[Stated exercise] Reproduce the material below word for word, leaving out the picture.

____________

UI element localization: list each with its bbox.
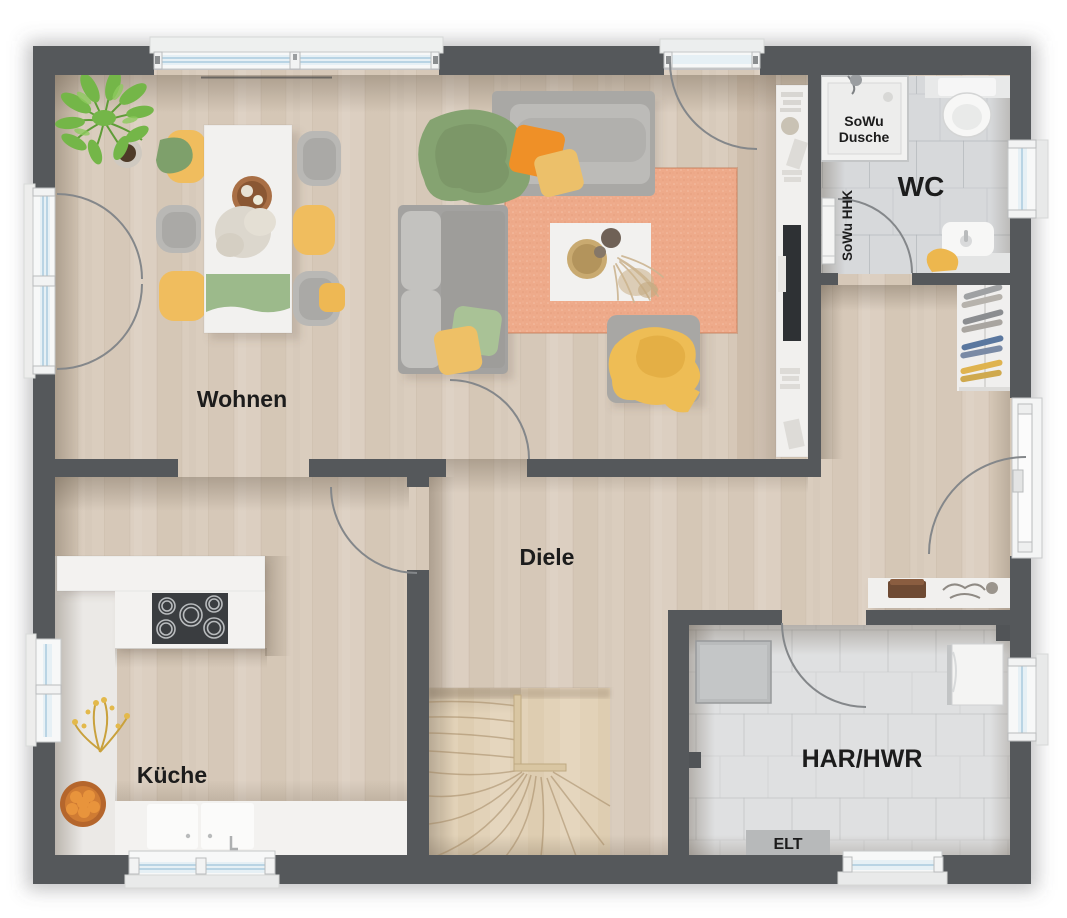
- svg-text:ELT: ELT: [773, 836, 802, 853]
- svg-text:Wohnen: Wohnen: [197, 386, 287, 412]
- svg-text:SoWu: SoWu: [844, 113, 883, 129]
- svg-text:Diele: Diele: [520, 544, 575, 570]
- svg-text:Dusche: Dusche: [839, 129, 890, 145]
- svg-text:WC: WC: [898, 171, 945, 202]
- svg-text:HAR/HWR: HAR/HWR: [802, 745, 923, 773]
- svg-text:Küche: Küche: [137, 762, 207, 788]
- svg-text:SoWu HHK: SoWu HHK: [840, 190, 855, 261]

____________

[Task response]
UI element localization: list each with its bbox.
- svg-text:ELT: ELT: [773, 836, 802, 853]
- svg-text:Wohnen: Wohnen: [197, 386, 287, 412]
- svg-text:SoWu: SoWu: [844, 113, 883, 129]
- svg-text:Diele: Diele: [520, 544, 575, 570]
- svg-text:Dusche: Dusche: [839, 129, 890, 145]
- svg-text:WC: WC: [898, 171, 945, 202]
- svg-text:HAR/HWR: HAR/HWR: [802, 745, 923, 773]
- svg-text:Küche: Küche: [137, 762, 207, 788]
- svg-text:SoWu HHK: SoWu HHK: [840, 190, 855, 261]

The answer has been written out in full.